▸ **RAW DATA**
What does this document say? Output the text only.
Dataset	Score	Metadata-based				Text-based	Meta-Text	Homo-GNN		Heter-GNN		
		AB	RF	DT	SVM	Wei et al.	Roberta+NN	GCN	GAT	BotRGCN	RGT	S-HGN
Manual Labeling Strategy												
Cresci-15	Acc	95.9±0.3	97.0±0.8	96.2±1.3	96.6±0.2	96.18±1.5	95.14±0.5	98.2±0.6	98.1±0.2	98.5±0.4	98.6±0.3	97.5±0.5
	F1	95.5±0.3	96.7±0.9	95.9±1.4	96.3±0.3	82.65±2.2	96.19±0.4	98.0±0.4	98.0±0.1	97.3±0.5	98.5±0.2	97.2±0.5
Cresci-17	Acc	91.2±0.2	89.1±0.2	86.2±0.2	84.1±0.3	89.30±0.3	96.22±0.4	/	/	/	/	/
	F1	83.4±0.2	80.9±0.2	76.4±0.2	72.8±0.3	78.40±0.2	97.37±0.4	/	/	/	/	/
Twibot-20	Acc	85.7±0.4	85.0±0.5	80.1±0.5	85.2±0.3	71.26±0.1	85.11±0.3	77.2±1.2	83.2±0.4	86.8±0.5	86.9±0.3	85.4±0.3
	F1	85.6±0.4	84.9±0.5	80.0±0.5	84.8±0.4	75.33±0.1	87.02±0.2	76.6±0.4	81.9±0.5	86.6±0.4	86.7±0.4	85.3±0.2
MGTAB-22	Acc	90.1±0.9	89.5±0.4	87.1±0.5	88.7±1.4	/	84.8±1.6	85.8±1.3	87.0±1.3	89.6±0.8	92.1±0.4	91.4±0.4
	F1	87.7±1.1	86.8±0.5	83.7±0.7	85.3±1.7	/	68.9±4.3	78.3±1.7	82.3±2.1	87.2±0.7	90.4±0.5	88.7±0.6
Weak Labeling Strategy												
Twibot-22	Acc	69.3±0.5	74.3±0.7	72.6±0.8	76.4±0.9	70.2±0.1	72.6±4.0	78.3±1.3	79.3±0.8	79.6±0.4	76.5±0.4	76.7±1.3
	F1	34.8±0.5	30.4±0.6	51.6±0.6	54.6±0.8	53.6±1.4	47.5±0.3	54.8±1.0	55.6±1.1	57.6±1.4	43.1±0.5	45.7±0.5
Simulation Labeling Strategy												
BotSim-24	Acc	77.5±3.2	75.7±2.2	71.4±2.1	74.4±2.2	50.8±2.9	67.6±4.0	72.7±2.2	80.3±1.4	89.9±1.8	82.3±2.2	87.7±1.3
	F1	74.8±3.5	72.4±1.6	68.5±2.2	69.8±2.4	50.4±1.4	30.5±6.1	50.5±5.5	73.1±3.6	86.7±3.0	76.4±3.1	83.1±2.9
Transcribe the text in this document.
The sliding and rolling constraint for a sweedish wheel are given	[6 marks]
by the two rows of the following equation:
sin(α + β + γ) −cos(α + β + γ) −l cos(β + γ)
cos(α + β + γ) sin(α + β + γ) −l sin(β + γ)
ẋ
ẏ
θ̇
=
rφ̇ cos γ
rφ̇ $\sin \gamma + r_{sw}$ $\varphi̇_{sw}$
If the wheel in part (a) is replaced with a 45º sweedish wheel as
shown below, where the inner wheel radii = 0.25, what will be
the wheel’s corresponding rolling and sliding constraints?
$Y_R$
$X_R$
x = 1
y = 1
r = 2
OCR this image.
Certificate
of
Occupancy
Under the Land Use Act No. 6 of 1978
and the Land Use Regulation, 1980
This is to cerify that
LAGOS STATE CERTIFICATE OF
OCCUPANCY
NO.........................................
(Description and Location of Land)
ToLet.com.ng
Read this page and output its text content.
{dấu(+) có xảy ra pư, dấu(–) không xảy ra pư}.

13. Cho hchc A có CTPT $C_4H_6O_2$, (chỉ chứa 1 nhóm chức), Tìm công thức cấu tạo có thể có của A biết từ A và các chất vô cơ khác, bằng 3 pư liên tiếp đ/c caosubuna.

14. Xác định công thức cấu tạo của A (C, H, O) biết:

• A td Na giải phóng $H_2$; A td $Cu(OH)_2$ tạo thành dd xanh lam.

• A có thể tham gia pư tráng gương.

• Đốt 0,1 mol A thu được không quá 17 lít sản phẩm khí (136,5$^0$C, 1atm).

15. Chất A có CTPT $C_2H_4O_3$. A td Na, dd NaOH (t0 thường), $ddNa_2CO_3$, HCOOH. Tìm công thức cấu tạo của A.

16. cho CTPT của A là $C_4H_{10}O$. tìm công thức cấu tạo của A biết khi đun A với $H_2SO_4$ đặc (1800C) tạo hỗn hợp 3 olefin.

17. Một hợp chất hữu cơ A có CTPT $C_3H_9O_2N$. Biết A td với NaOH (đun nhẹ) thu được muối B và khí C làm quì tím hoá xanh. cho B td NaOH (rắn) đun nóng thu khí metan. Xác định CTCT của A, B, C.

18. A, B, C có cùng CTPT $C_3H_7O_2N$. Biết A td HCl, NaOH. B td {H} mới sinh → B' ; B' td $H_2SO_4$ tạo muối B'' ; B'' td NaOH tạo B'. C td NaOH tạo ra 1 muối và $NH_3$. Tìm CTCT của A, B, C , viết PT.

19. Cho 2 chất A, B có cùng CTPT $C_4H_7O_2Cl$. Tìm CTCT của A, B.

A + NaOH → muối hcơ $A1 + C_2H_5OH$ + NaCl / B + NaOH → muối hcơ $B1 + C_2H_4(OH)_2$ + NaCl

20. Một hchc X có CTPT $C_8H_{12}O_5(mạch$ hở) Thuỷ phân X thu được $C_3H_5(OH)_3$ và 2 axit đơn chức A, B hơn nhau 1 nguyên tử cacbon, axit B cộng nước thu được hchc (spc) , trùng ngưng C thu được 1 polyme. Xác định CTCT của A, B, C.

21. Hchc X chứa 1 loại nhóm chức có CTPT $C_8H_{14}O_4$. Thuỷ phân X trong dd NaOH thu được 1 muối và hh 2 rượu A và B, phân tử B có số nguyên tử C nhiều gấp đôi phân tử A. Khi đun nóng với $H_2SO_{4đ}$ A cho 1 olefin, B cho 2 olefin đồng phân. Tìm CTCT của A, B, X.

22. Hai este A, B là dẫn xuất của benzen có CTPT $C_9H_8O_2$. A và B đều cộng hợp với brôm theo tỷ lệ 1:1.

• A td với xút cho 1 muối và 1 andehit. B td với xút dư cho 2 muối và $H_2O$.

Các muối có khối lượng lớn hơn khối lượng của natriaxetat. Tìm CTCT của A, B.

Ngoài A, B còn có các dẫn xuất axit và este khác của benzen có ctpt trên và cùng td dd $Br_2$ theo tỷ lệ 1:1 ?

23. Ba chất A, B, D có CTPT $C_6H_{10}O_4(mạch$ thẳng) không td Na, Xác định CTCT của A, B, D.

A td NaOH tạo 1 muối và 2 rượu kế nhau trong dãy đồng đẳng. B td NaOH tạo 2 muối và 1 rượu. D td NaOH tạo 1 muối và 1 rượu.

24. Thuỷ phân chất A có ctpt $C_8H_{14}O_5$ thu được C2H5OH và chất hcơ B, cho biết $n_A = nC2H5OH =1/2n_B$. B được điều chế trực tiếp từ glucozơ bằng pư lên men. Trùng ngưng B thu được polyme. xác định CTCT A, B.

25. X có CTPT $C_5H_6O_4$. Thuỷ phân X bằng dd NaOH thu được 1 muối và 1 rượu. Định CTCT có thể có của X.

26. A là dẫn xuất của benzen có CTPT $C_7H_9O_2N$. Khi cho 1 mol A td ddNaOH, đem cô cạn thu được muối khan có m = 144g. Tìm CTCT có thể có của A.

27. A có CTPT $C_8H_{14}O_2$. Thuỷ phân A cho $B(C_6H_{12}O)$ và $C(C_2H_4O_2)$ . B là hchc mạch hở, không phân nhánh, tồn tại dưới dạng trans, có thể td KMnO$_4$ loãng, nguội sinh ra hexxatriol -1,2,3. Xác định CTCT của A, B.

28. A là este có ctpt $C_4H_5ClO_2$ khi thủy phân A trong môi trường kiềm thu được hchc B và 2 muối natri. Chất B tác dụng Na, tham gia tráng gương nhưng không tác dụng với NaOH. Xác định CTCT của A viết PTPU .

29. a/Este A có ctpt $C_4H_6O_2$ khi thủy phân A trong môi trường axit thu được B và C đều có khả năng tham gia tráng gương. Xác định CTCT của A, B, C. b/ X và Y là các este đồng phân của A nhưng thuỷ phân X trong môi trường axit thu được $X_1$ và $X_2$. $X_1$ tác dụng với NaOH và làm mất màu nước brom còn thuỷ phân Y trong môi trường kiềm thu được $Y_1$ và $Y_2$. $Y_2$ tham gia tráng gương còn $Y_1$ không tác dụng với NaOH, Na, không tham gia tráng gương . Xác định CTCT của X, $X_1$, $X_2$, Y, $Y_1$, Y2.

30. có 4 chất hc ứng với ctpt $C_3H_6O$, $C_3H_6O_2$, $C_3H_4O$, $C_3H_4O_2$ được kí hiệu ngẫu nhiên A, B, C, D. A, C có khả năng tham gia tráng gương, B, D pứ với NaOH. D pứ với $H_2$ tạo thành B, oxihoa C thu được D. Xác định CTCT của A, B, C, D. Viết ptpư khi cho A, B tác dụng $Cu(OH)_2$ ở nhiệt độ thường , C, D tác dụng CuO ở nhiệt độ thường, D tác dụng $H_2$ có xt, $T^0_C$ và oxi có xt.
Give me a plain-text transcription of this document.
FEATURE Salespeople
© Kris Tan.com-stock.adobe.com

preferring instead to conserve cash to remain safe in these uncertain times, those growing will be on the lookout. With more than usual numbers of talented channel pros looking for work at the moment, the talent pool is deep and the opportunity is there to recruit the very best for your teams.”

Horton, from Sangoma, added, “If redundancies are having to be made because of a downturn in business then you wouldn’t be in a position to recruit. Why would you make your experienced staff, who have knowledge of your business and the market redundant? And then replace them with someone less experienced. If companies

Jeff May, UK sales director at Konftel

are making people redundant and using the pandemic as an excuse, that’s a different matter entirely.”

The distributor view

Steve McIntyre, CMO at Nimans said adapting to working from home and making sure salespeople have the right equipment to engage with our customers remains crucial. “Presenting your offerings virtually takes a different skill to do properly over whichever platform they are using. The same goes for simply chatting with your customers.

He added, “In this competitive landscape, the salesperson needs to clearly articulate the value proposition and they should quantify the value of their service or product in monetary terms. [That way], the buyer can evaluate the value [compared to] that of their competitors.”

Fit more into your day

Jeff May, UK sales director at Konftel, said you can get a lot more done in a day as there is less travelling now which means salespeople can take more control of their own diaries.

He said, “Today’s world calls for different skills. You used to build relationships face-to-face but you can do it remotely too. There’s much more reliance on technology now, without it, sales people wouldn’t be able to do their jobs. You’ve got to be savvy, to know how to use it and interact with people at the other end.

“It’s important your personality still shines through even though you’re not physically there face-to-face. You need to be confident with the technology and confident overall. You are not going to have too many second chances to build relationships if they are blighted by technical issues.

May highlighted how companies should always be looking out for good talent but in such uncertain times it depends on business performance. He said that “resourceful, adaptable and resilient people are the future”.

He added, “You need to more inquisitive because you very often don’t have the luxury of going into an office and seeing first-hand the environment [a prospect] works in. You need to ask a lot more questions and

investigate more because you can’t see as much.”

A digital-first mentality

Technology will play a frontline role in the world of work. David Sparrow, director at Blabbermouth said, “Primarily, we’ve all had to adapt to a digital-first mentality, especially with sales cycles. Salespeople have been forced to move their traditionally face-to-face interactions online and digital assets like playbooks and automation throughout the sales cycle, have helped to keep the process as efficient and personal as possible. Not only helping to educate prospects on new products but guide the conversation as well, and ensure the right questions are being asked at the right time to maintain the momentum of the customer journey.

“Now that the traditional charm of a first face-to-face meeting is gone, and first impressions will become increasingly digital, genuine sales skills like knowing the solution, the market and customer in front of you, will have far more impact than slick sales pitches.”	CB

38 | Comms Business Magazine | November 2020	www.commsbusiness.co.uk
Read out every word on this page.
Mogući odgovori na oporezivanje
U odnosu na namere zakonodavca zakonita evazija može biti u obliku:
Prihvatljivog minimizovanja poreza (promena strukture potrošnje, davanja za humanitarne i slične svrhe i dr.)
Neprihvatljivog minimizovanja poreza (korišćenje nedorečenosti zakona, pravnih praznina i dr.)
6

▸ **TASK BRIEF**
Where a line in the material contains "cùng", copy that line.

▸ **RESULT**
18. A, B, C có cùng CTPT $C_3H_7O_2N$. Biết A td HCl, NaOH. B td {H} mới sinh → B' ; B' td $H_2SO_4$ tạo muối B'' ; B'' td NaOH tạo B'. C td NaOH tạo ra 1 muối và $NH_3$. Tìm CTCT của A, B, C , viết PT.
19. Cho 2 chất A, B có cùng CTPT $C_4H_7O_2Cl$. Tìm CTCT của A, B.
Ngoài A, B còn có các dẫn xuất axit và este khác của benzen có ctpt trên và cùng td dd $Br_2$ theo tỷ lệ 1:1 ?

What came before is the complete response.